What needs to be done:
Write out each record again exactly as it stands.

— begin —

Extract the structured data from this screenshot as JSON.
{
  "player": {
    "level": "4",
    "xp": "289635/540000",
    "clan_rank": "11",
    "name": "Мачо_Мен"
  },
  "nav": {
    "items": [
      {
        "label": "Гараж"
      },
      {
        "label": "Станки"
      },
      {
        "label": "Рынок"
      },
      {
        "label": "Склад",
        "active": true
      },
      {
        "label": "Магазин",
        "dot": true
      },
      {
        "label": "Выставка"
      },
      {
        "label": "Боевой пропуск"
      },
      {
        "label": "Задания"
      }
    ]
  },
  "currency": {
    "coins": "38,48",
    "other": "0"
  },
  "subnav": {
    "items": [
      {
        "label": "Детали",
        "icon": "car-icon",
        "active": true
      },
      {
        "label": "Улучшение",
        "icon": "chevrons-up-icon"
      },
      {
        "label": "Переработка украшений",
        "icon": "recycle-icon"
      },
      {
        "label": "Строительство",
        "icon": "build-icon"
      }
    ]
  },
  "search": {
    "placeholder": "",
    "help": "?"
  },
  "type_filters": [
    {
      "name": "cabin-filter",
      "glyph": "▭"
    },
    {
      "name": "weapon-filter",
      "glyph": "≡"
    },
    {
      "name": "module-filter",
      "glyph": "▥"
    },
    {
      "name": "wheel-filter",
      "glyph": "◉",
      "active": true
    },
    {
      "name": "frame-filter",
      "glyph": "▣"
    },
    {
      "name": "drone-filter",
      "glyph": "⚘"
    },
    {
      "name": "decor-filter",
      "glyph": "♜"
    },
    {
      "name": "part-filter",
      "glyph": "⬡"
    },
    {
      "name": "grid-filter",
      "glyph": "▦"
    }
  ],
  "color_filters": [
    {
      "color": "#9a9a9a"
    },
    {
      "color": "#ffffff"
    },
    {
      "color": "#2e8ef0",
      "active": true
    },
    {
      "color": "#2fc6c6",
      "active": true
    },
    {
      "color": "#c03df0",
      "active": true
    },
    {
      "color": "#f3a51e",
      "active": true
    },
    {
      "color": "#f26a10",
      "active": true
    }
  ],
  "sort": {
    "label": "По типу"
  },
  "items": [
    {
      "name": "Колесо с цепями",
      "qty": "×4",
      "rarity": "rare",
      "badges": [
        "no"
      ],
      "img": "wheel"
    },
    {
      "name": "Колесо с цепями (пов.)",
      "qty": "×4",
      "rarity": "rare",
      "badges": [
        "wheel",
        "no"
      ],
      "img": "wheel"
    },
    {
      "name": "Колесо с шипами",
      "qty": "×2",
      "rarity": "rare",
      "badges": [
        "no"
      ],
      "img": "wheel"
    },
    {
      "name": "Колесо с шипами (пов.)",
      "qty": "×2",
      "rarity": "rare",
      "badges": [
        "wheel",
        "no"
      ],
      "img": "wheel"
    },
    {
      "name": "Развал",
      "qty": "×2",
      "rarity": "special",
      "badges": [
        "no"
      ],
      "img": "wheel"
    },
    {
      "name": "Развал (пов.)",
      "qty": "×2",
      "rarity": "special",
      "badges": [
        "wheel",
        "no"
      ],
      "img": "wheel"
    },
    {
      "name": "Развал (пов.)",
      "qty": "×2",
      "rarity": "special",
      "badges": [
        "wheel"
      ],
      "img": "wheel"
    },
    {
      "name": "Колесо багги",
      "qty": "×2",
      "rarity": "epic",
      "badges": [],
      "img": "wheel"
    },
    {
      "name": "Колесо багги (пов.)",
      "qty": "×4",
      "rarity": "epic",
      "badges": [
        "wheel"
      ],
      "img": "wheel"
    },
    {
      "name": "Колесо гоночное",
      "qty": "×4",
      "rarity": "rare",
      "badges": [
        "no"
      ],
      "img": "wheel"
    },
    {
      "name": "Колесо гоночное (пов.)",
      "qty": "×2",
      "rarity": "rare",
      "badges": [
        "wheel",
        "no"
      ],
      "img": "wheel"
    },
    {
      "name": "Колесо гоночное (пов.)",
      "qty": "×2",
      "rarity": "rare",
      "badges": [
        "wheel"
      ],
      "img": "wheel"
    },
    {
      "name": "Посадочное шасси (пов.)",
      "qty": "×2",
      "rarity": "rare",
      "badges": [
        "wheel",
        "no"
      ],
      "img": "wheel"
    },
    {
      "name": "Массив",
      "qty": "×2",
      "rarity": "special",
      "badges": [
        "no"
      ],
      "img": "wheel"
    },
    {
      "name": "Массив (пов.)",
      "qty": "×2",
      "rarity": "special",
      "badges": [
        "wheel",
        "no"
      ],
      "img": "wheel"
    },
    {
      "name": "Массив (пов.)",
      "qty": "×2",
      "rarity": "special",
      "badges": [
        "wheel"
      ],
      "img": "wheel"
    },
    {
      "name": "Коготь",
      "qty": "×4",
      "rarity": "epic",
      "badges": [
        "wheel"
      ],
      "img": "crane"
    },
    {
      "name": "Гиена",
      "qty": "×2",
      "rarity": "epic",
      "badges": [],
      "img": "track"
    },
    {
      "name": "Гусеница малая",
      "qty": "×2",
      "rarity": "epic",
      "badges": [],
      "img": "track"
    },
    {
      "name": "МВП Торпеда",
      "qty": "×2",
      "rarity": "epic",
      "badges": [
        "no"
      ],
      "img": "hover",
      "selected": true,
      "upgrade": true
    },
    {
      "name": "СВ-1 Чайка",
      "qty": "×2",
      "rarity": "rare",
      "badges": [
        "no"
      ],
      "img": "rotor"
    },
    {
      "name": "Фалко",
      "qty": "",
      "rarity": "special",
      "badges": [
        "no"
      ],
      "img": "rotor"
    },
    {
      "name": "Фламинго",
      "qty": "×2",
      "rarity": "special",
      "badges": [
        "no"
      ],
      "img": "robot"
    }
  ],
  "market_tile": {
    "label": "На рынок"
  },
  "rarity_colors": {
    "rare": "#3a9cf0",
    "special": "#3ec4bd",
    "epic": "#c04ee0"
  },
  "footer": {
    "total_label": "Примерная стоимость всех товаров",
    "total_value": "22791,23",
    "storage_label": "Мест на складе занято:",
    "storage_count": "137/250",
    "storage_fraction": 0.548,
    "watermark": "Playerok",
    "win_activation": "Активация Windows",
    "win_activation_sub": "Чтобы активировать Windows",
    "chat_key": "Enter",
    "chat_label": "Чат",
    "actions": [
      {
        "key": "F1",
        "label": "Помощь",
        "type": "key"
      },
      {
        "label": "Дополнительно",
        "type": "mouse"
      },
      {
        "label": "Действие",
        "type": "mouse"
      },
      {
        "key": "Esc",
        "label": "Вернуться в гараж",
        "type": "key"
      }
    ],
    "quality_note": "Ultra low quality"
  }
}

— end —

Result:
Extract the structured data from this screenshot as JSON.
{
  "player": {
    "level": "4",
    "xp": "289635/540000",
    "clan_rank": "11",
    "name": "Мачо_Мен"
  },
  "nav": {
    "items": [
      {
        "label": "Гараж"
      },
      {
        "label": "Станки"
      },
      {
        "label": "Рынок"
      },
      {
        "label": "Склад",
        "active": true
      },
      {
        "label": "Магазин",
        "dot": true
      },
      {
        "label": "Выставка"
      },
      {
        "label": "Боевой пропуск"
      },
      {
        "label": "Задания"
      }
    ]
  },
  "currency": {
    "coins": "38,48",
    "other": "0"
  },
  "subnav": {
    "items": [
      {
        "label": "Детали",
        "icon": "car-icon",
        "active": true
      },
      {
        "label": "Улучшение",
        "icon": "chevrons-up-icon"
      },
      {
        "label": "Переработка украшений",
        "icon": "recycle-icon"
      },
      {
        "label": "Строительство",
        "icon": "build-icon"
      }
    ]
  },
  "search": {
    "placeholder": "",
    "help": "?"
  },
  "type_filters": [
    {
      "name": "cabin-filter",
      "glyph": "▭"
    },
    {
      "name": "weapon-filter",
      "glyph": "≡"
    },
    {
      "name": "module-filter",
      "glyph": "▥"
    },
    {
      "name": "wheel-filter",
      "glyph": "◉",
      "active": true
    },
    {
      "name": "frame-filter",
      "glyph": "▣"
    },
    {
      "name": "drone-filter",
      "glyph": "⚘"
    },
    {
      "name": "decor-filter",
      "glyph": "♜"
    },
    {
      "name": "part-filter",
      "glyph": "⬡"
    },
    {
      "name": "grid-filter",
      "glyph": "▦"
    }
  ],
  "color_filters": [
    {
      "color": "#9a9a9a"
    },
    {
      "color": "#ffffff"
    },
    {
      "color": "#2e8ef0",
      "active": true
    },
    {
      "color": "#2fc6c6",
      "active": true
    },
    {
      "color": "#c03df0",
      "active": true
    },
    {
      "color": "#f3a51e",
      "active": true
    },
    {
      "color": "#f26a10",
      "active": true
    }
  ],
  "sort": {
    "label": "По типу"
  },
  "items": [
    {
      "name": "Колесо с цепями",
      "qty": "×4",
      "rarity": "rare",
      "badges": [
        "no"
      ],
      "img": "wheel"
    },
    {
      "name": "Колесо с цепями (пов.)",
      "qty": "×4",
      "rarity": "rare",
      "badges": [
        "wheel",
        "no"
      ],
      "img": "wheel"
    },
    {
      "name": "Колесо с шипами",
      "qty": "×2",
      "rarity": "rare",
      "badges": [
        "no"
      ],
      "img": "wheel"
    },
    {
      "name": "Колесо с шипами (пов.)",
      "qty": "×2",
      "rarity": "rare",
      "badges": [
        "wheel",
        "no"
      ],
      "img": "wheel"
    },
    {
      "name": "Развал",
      "qty": "×2",
      "rarity": "special",
      "badges": [
        "no"
      ],
      "img": "wheel"
    },
    {
      "name": "Развал (пов.)",
      "qty": "×2",
      "rarity": "special",
      "badges": [
        "wheel",
        "no"
      ],
      "img": "wheel"
    },
    {
      "name": "Развал (пов.)",
      "qty": "×2",
      "rarity": "special",
      "badges": [
        "wheel"
      ],
      "img": "wheel"
    },
    {
      "name": "Колесо багги",
      "qty": "×2",
      "rarity": "epic",
      "badges": [],
      "img": "wheel"
    },
    {
      "name": "Колесо багги (пов.)",
      "qty": "×4",
      "rarity": "epic",
      "badges": [
        "wheel"
      ],
      "img": "wheel"
    },
    {
      "name": "Колесо гоночное",
      "qty": "×4",
      "rarity": "rare",
      "badges": [
        "no"
      ],
      "img": "wheel"
    },
    {
      "name": "Колесо гоночное (пов.)",
      "qty": "×2",
      "rarity": "rare",
      "badges": [
        "wheel",
        "no"
      ],
      "img": "wheel"
    },
    {
      "name": "Колесо гоночное (пов.)",
      "qty": "×2",
      "rarity": "rare",
      "badges": [
        "wheel"
      ],
      "img": "wheel"
    },
    {
      "name": "Посадочное шасси (пов.)",
      "qty": "×2",
      "rarity": "rare",
      "badges": [
        "wheel",
        "no"
      ],
      "img": "wheel"
    },
    {
      "name": "Массив",
      "qty": "×2",
      "rarity": "special",
      "badges": [
        "no"
      ],
      "img": "wheel"
    },
    {
      "name": "Массив (пов.)",
      "qty": "×2",
      "rarity": "special",
      "badges": [
        "wheel",
        "no"
      ],
      "img": "wheel"
    },
    {
      "name": "Массив (пов.)",
      "qty": "×2",
      "rarity": "special",
      "badges": [
        "wheel"
      ],
      "img": "wheel"
    },
    {
      "name": "Коготь",
      "qty": "×4",
      "rarity": "epic",
      "badges": [
        "wheel"
      ],
      "img": "crane"
    },
    {
      "name": "Гиена",
      "qty": "×2",
      "rarity": "epic",
      "badges": [],
      "img": "track"
    },
    {
      "name": "Гусеница малая",
      "qty": "×2",
      "rarity": "epic",
      "badges": [],
      "img": "track"
    },
    {
      "name": "МВП Торпеда",
      "qty": "×2",
      "rarity": "epic",
      "badges": [
        "no"
      ],
      "img": "hover",
      "selected": true,
      "upgrade": true
    },
    {
      "name": "СВ-1 Чайка",
      "qty": "×2",
      "rarity": "rare",
      "badges": [
        "no"
      ],
      "img": "rotor"
    },
    {
      "name": "Фалко",
      "qty": "",
      "rarity": "special",
      "badges": [
        "no"
      ],
      "img": "rotor"
    },
    {
      "name": "Фламинго",
      "qty": "×2",
      "rarity": "special",
      "badges": [
        "no"
      ],
      "img": "robot"
    }
  ],
  "market_tile": {
    "label": "На рынок"
  },
  "rarity_colors": {
    "rare": "#3a9cf0",
    "special": "#3ec4bd",
    "epic": "#c04ee0"
  },
  "footer": {
    "total_label": "Примерная стоимость всех товаров",
    "total_value": "22791,23",
    "storage_label": "Мест на складе занято:",
    "storage_count": "137/250",
    "storage_fraction": 0.548,
    "watermark": "Playerok",
    "win_activation": "Активация Windows",
    "win_activation_sub": "Чтобы активировать Windows",
    "chat_key": "Enter",
    "chat_label": "Чат",
    "actions": [
      {
        "key": "F1",
        "label": "Помощь",
        "type": "key"
      },
      {
        "label": "Дополнительно",
        "type": "mouse"
      },
      {
        "label": "Действие",
        "type": "mouse"
      },
      {
        "key": "Esc",
        "label": "Вернуться в гараж",
        "type": "key"
      }
    ],
    "quality_note": "Ultra low quality"
  }
}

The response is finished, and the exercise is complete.